# START OF INFORMATION SHOWN
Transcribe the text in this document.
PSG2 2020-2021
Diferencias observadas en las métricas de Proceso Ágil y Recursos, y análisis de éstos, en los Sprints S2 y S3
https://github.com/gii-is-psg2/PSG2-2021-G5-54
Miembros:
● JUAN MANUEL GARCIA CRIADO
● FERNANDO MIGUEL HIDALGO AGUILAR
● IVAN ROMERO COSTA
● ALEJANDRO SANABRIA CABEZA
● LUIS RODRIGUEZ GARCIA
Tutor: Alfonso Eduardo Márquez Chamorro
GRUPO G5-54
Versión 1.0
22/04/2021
# END OF INFORMATION SHOWN
# START OF INFORMATION SHOWN
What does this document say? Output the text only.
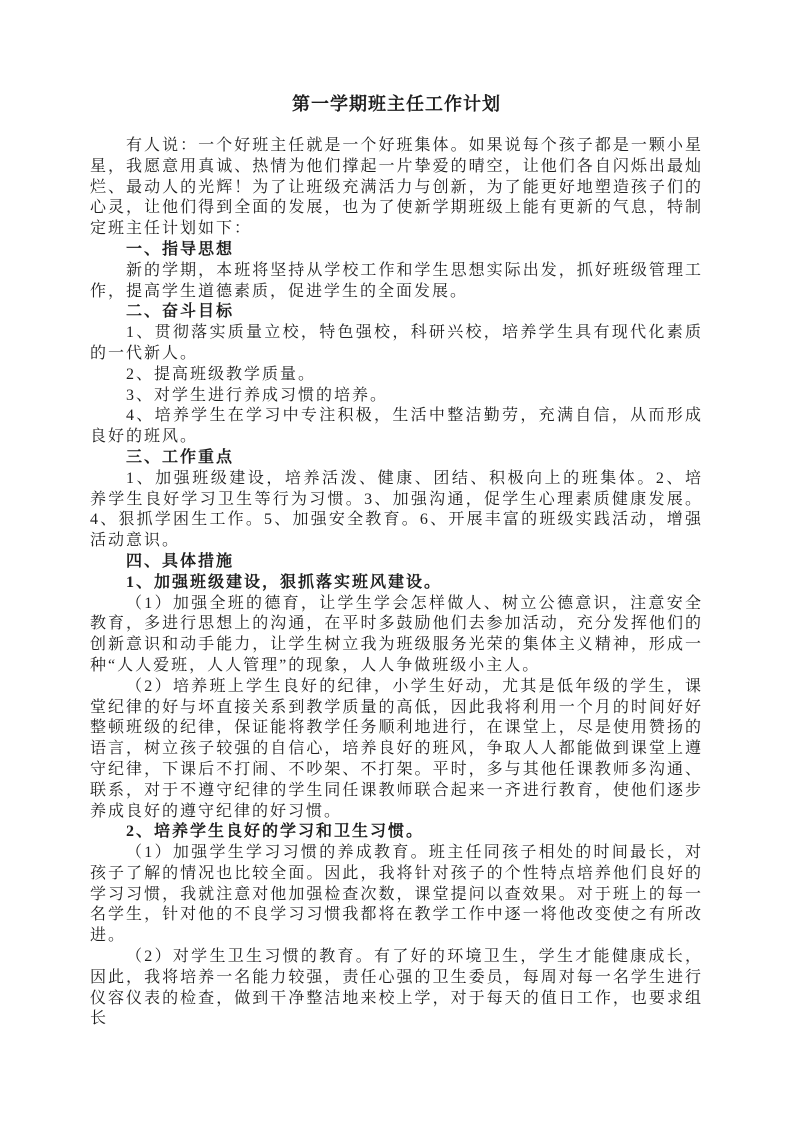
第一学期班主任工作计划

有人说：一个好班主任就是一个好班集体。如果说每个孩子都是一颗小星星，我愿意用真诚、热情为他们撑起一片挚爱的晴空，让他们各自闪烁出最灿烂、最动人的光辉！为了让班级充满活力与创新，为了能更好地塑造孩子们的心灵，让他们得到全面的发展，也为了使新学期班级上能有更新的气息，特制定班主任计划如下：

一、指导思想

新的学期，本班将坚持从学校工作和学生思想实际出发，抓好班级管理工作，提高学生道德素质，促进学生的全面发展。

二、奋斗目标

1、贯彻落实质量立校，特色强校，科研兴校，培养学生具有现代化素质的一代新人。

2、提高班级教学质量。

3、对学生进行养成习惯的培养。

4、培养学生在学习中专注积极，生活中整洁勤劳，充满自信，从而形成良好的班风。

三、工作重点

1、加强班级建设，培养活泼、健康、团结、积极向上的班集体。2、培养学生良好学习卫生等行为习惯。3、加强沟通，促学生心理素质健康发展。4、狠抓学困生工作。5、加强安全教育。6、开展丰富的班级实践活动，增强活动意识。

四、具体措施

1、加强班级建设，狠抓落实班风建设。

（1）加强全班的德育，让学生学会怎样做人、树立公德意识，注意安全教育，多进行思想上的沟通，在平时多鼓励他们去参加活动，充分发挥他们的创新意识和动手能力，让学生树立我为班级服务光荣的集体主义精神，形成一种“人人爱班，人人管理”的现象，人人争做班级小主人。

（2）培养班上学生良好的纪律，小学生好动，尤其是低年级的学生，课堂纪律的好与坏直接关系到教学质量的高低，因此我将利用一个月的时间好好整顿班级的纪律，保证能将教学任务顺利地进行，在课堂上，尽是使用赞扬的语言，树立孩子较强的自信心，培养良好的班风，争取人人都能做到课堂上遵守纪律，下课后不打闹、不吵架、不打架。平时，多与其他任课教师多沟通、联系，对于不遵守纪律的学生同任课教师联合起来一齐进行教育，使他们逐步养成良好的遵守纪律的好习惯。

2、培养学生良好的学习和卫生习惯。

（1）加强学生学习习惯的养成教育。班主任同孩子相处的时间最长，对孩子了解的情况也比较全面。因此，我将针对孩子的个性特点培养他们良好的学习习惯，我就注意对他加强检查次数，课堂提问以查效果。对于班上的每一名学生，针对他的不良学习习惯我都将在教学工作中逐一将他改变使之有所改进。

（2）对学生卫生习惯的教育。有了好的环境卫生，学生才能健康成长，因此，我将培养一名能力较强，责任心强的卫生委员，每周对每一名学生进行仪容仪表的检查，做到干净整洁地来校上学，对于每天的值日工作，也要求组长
# END OF INFORMATION SHOWN
# START OF INFORMATION SHOWN
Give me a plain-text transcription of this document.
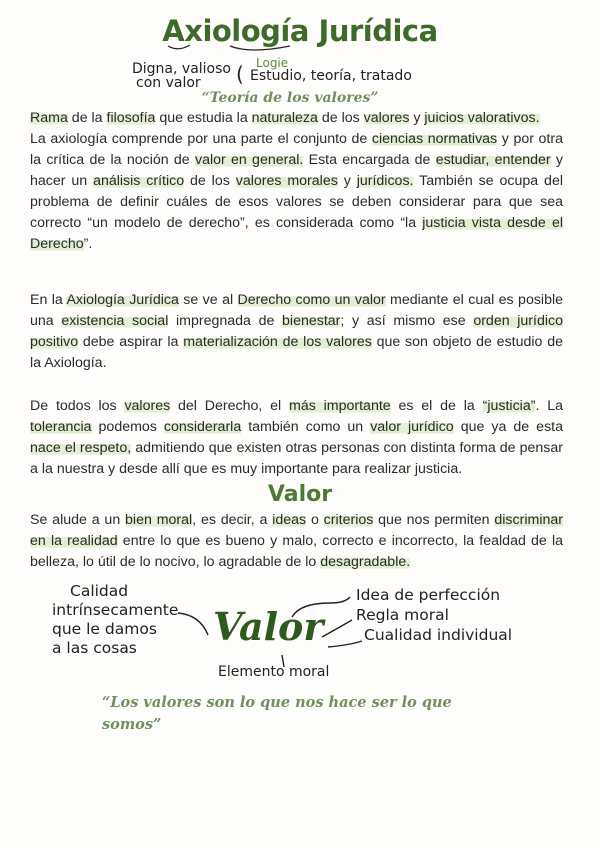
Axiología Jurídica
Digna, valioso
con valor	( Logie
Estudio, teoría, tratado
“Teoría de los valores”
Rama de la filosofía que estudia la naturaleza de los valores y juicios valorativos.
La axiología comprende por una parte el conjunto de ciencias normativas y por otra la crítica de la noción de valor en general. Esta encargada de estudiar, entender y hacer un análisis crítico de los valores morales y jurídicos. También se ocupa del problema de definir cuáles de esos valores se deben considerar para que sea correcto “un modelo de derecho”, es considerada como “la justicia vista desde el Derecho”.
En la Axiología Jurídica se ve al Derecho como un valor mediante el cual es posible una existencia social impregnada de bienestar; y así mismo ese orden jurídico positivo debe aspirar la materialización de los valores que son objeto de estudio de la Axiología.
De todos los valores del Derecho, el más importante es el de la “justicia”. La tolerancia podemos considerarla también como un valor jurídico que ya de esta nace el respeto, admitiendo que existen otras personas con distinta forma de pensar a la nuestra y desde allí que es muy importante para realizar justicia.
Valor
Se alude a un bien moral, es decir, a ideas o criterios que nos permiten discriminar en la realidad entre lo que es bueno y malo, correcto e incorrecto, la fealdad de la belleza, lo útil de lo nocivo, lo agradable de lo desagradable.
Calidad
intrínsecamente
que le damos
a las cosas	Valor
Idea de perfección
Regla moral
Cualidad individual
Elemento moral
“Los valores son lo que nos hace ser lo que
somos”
# END OF INFORMATION SHOWN
Say how many lines of the data hold the string "加强班级建设". Reply with the number alone.

> **SOLUTION TO THIS PROBLEM**
2